*What is needed*: Go through the data below and copy it exactly, skipping every picture.

*Raw records*:
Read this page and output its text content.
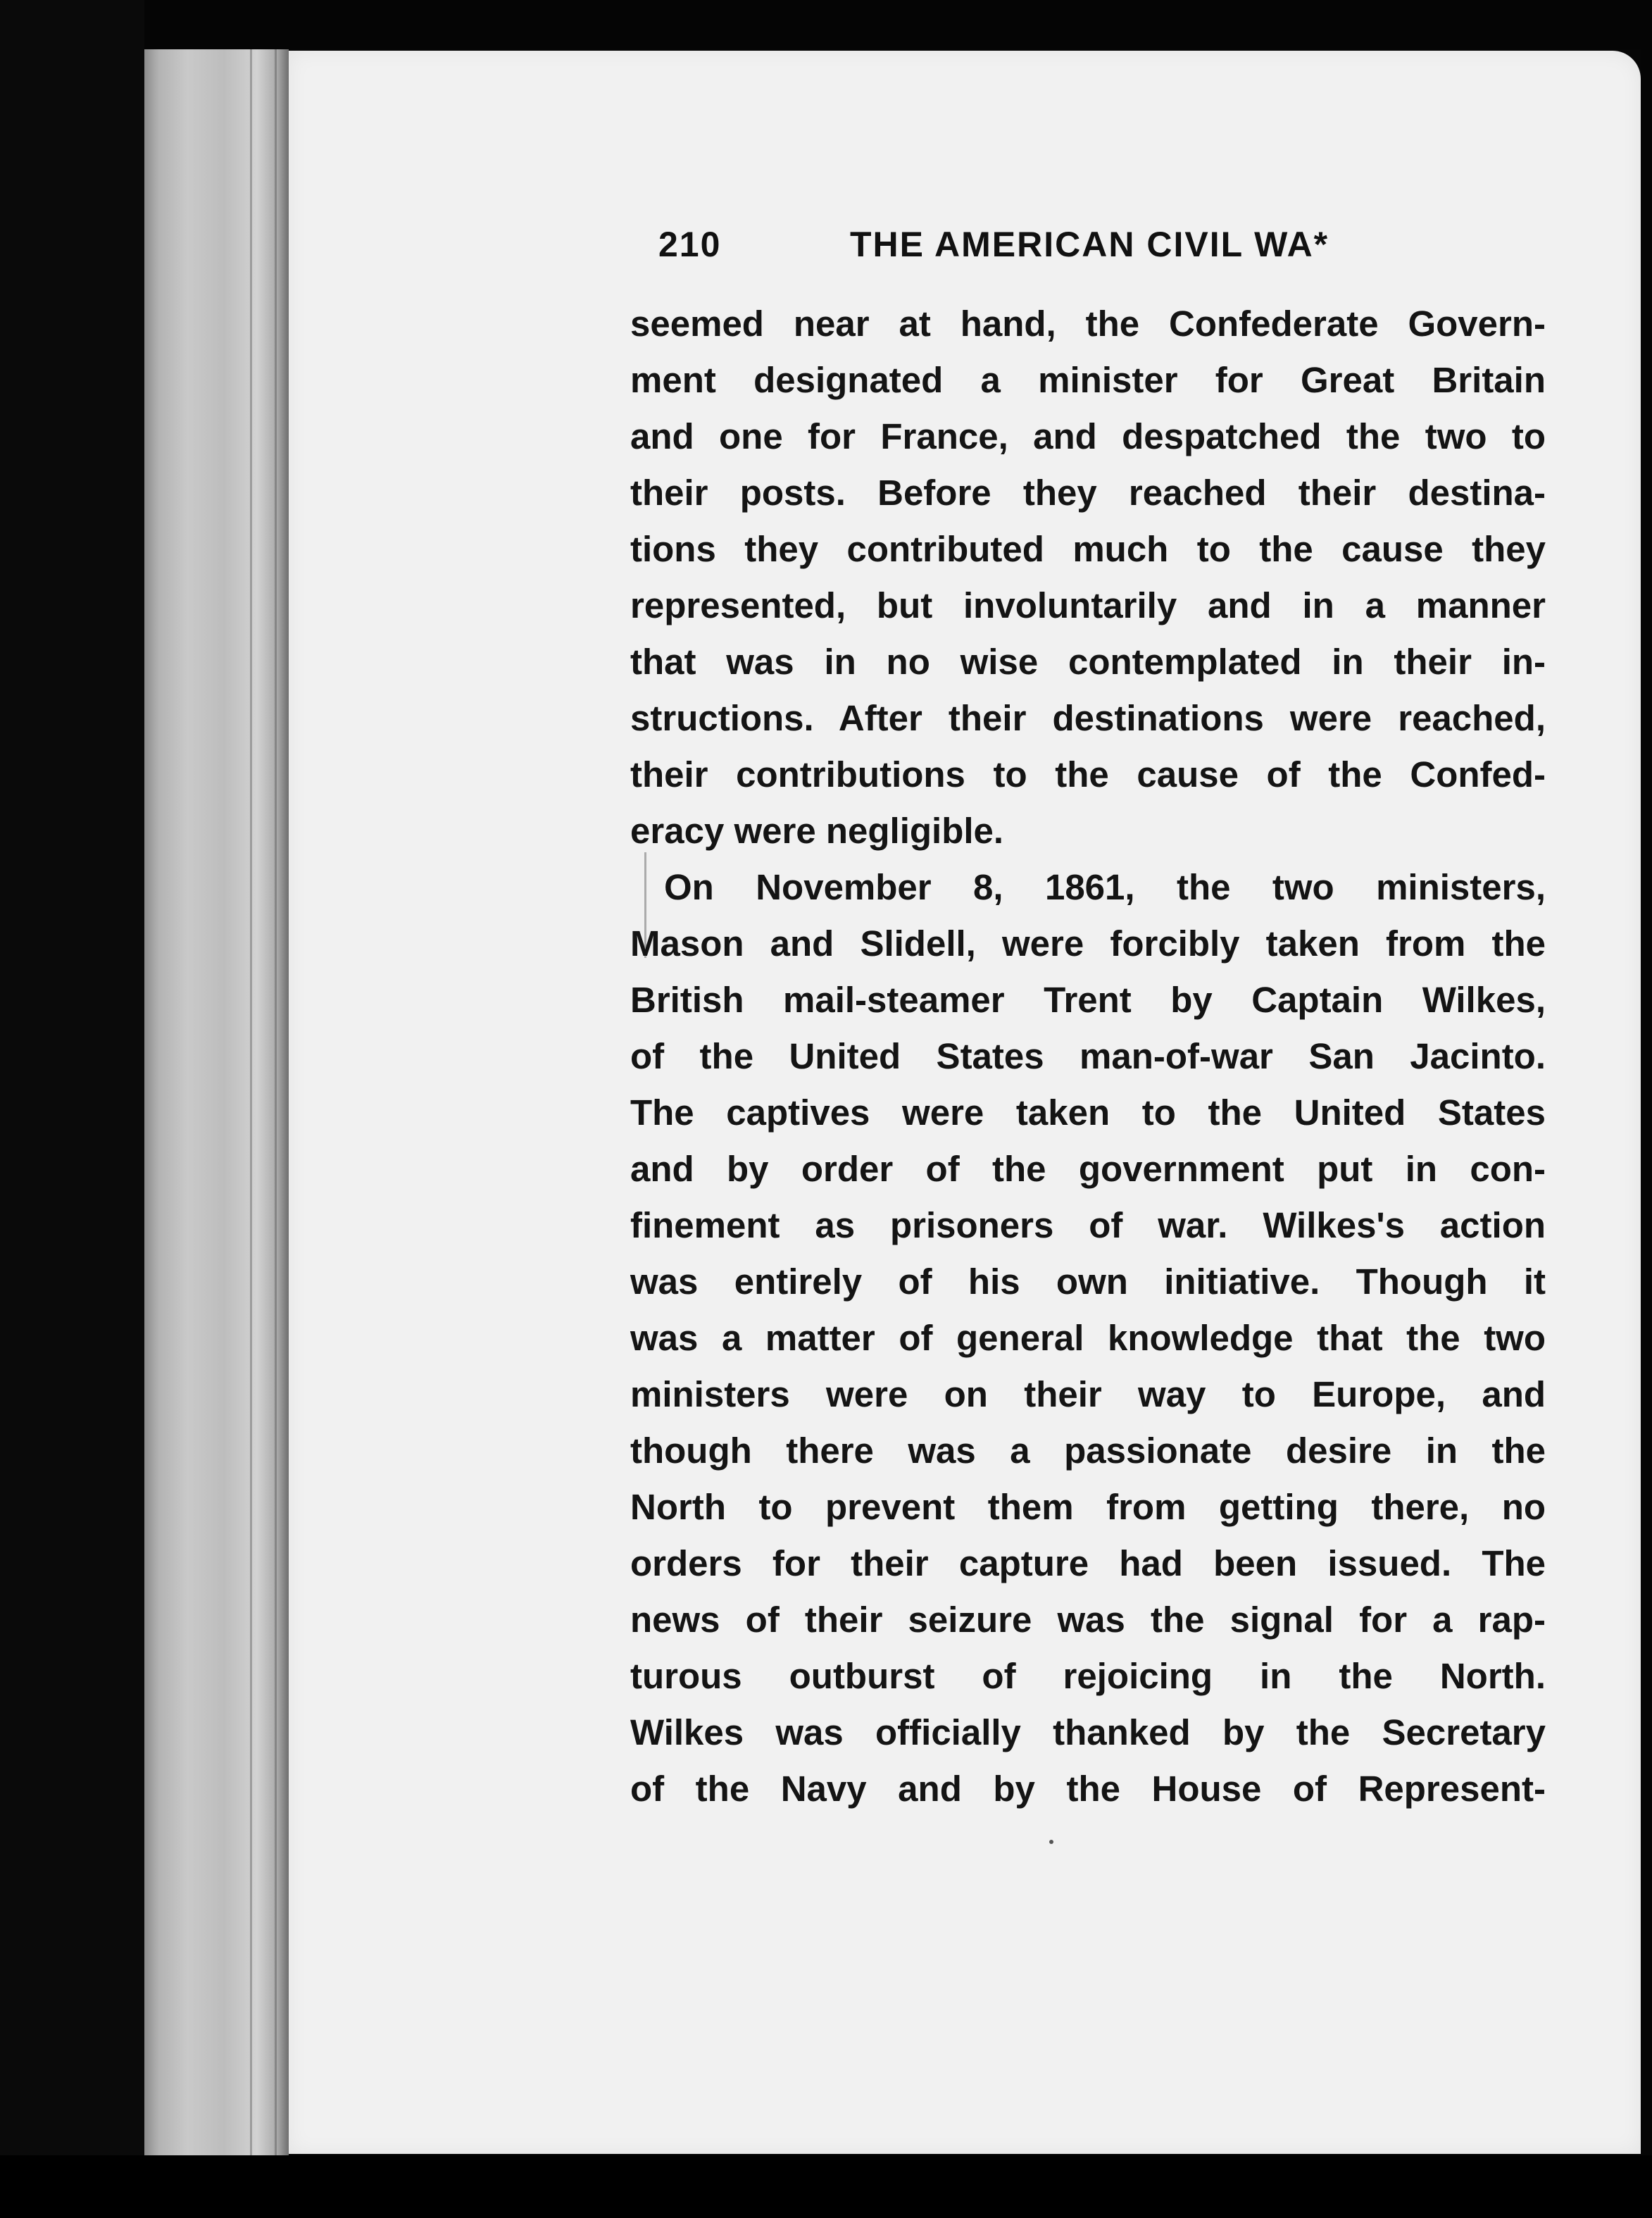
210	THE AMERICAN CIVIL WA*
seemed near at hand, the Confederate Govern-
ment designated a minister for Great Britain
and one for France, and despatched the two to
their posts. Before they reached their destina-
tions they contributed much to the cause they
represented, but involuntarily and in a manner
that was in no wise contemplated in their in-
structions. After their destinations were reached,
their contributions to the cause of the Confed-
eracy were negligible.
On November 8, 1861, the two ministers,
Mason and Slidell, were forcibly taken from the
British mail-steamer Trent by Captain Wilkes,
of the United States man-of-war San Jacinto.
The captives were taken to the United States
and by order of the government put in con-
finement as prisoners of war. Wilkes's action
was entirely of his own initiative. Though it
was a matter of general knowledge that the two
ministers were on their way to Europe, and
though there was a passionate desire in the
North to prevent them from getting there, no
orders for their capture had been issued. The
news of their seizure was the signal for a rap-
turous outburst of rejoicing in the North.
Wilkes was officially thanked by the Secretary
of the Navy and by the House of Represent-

*Right answer*:
Read this page and output its text content.
210	THE AMERICAN CIVIL WA*
seemed near at hand, the Confederate Govern-
ment designated a minister for Great Britain
and one for France, and despatched the two to
their posts. Before they reached their destina-
tions they contributed much to the cause they
represented, but involuntarily and in a manner
that was in no wise contemplated in their in-
structions. After their destinations were reached,
their contributions to the cause of the Confed-
eracy were negligible.
On November 8, 1861, the two ministers,
Mason and Slidell, were forcibly taken from the
British mail-steamer Trent by Captain Wilkes,
of the United States man-of-war San Jacinto.
The captives were taken to the United States
and by order of the government put in con-
finement as prisoners of war. Wilkes's action
was entirely of his own initiative. Though it
was a matter of general knowledge that the two
ministers were on their way to Europe, and
though there was a passionate desire in the
North to prevent them from getting there, no
orders for their capture had been issued. The
news of their seizure was the signal for a rap-
turous outburst of rejoicing in the North.
Wilkes was officially thanked by the Secretary
of the Navy and by the House of Represent-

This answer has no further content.